Begin Dataset excerpts

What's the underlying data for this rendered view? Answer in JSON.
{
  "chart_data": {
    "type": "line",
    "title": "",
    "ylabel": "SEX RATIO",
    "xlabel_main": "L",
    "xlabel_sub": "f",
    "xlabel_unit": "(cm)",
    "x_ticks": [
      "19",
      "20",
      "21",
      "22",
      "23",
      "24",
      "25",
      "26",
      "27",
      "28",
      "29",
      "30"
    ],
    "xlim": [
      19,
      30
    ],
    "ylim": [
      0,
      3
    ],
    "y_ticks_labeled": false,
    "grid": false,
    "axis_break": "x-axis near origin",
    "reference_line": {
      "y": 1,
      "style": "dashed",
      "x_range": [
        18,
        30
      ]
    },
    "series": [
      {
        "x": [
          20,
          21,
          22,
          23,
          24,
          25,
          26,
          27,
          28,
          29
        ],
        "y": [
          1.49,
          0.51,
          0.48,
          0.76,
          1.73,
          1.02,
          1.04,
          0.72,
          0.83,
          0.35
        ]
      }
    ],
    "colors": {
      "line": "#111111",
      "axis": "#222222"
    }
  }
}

End Dataset excerpts

◆ Task brief: From the listing above, return each line with the word "axis".

◆ Complete answer:
    "axis_break": "x-axis near origin",
      "axis": "#222222"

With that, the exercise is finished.